PROMPT: Find the word "AJVG" in the listing; pull out each line holding it.

[Records contained in a dataset]
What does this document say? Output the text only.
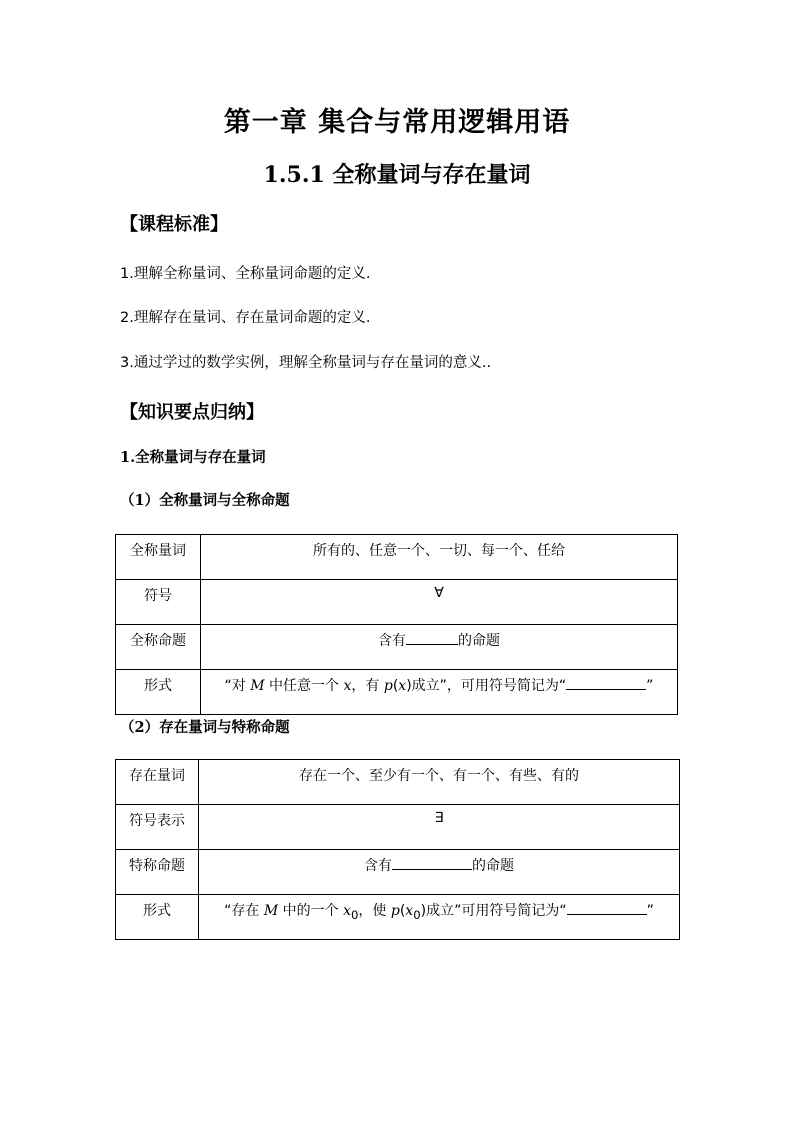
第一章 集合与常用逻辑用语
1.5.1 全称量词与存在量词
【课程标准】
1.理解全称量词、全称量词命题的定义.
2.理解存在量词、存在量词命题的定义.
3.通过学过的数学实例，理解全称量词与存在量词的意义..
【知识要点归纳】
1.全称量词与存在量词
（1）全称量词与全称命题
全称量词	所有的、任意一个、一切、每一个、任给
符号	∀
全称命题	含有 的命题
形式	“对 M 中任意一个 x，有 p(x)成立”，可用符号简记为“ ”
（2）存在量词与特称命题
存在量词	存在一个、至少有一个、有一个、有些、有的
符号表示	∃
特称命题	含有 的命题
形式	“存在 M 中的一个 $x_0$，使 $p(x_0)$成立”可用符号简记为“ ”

==

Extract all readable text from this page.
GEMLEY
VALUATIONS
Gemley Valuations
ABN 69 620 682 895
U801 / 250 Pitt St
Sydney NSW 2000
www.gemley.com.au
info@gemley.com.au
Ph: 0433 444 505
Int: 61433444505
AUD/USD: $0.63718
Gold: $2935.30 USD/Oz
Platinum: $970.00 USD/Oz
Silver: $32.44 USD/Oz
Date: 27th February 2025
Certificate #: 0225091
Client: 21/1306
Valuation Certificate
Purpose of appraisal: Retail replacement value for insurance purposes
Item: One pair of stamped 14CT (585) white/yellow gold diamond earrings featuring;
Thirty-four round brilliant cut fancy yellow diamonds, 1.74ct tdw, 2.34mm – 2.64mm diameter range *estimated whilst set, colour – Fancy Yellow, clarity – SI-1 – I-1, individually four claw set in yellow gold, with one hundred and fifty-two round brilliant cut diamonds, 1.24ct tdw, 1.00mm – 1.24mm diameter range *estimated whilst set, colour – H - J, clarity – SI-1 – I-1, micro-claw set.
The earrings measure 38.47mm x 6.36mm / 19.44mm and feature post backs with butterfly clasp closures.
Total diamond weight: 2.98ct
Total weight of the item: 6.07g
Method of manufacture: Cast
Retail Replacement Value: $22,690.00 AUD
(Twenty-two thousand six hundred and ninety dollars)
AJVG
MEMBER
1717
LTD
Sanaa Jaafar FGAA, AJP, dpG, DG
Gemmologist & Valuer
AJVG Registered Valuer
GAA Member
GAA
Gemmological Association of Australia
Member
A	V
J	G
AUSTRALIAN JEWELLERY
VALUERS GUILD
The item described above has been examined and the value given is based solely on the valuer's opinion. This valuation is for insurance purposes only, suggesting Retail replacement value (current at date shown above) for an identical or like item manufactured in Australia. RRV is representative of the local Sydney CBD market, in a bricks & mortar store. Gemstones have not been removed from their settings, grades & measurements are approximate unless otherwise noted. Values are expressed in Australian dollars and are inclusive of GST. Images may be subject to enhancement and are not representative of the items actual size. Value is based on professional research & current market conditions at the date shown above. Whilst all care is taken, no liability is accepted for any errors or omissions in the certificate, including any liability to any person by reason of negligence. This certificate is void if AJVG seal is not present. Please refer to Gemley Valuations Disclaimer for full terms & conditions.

WRITTEN ANSWER:
AJVG
AJVG Registered Valuer
The item described above has been examined and the value given is based solely on the valuer's opinion. This valuation is for insurance purposes only, suggesting Retail replacement value (current at date shown above) for an identical or like item manufactured in Australia. RRV is representative of the local Sydney CBD market, in a bricks & mortar store. Gemstones have not been removed from their settings, grades & measurements are approximate unless otherwise noted. Values are expressed in Australian dollars and are inclusive of GST. Images may be subject to enhancement and are not representative of the items actual size. Value is based on professional research & current market conditions at the date shown above. Whilst all care is taken, no liability is accepted for any errors or omissions in the certificate, including any liability to any person by reason of negligence. This certificate is void if AJVG seal is not present. Please refer to Gemley Valuations Disclaimer for full terms & conditions.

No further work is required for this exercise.